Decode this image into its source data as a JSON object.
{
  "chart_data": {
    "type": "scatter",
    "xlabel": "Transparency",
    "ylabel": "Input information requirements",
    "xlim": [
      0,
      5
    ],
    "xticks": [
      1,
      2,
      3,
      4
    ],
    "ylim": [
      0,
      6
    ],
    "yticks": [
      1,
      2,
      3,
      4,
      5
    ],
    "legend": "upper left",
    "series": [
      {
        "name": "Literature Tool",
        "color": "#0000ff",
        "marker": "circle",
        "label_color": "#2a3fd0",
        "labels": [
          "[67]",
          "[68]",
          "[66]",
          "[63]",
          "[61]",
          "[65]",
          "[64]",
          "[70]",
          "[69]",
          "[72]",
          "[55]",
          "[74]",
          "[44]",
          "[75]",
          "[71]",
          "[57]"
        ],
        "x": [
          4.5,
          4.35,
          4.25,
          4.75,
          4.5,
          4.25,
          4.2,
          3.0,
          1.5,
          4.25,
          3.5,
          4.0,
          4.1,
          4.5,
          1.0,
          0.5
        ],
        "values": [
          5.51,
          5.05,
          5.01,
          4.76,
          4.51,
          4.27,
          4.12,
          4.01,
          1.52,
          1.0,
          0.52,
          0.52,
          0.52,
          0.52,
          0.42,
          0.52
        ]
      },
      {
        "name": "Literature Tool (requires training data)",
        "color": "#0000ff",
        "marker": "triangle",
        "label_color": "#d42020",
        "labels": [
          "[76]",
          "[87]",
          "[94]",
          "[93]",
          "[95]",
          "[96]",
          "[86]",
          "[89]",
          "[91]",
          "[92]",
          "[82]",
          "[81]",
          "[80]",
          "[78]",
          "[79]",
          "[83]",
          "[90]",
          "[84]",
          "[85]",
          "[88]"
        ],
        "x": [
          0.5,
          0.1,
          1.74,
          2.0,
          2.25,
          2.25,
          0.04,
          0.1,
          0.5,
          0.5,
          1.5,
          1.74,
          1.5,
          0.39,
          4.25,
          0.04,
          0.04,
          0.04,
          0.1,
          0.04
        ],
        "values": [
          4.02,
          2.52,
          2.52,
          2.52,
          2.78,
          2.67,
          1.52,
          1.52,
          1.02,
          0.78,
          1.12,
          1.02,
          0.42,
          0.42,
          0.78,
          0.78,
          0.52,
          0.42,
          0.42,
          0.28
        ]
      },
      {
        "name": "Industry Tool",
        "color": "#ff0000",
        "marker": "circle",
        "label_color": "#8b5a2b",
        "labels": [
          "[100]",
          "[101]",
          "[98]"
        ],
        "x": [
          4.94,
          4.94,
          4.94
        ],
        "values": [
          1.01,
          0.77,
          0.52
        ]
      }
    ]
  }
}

════════════════

Without changing a word, restate the whole listing.

#### ANSWER TO THE PROBLEM:
Decode this image into its source data as a JSON object.
{
  "chart_data": {
    "type": "scatter",
    "xlabel": "Transparency",
    "ylabel": "Input information requirements",
    "xlim": [
      0,
      5
    ],
    "xticks": [
      1,
      2,
      3,
      4
    ],
    "ylim": [
      0,
      6
    ],
    "yticks": [
      1,
      2,
      3,
      4,
      5
    ],
    "legend": "upper left",
    "series": [
      {
        "name": "Literature Tool",
        "color": "#0000ff",
        "marker": "circle",
        "label_color": "#2a3fd0",
        "labels": [
          "[67]",
          "[68]",
          "[66]",
          "[63]",
          "[61]",
          "[65]",
          "[64]",
          "[70]",
          "[69]",
          "[72]",
          "[55]",
          "[74]",
          "[44]",
          "[75]",
          "[71]",
          "[57]"
        ],
        "x": [
          4.5,
          4.35,
          4.25,
          4.75,
          4.5,
          4.25,
          4.2,
          3.0,
          1.5,
          4.25,
          3.5,
          4.0,
          4.1,
          4.5,
          1.0,
          0.5
        ],
        "values": [
          5.51,
          5.05,
          5.01,
          4.76,
          4.51,
          4.27,
          4.12,
          4.01,
          1.52,
          1.0,
          0.52,
          0.52,
          0.52,
          0.52,
          0.42,
          0.52
        ]
      },
      {
        "name": "Literature Tool (requires training data)",
        "color": "#0000ff",
        "marker": "triangle",
        "label_color": "#d42020",
        "labels": [
          "[76]",
          "[87]",
          "[94]",
          "[93]",
          "[95]",
          "[96]",
          "[86]",
          "[89]",
          "[91]",
          "[92]",
          "[82]",
          "[81]",
          "[80]",
          "[78]",
          "[79]",
          "[83]",
          "[90]",
          "[84]",
          "[85]",
          "[88]"
        ],
        "x": [
          0.5,
          0.1,
          1.74,
          2.0,
          2.25,
          2.25,
          0.04,
          0.1,
          0.5,
          0.5,
          1.5,
          1.74,
          1.5,
          0.39,
          4.25,
          0.04,
          0.04,
          0.04,
          0.1,
          0.04
        ],
        "values": [
          4.02,
          2.52,
          2.52,
          2.52,
          2.78,
          2.67,
          1.52,
          1.52,
          1.02,
          0.78,
          1.12,
          1.02,
          0.42,
          0.42,
          0.78,
          0.78,
          0.52,
          0.42,
          0.42,
          0.28
        ]
      },
      {
        "name": "Industry Tool",
        "color": "#ff0000",
        "marker": "circle",
        "label_color": "#8b5a2b",
        "labels": [
          "[100]",
          "[101]",
          "[98]"
        ],
        "x": [
          4.94,
          4.94,
          4.94
        ],
        "values": [
          1.01,
          0.77,
          0.52
        ]
      }
    ]
  }
}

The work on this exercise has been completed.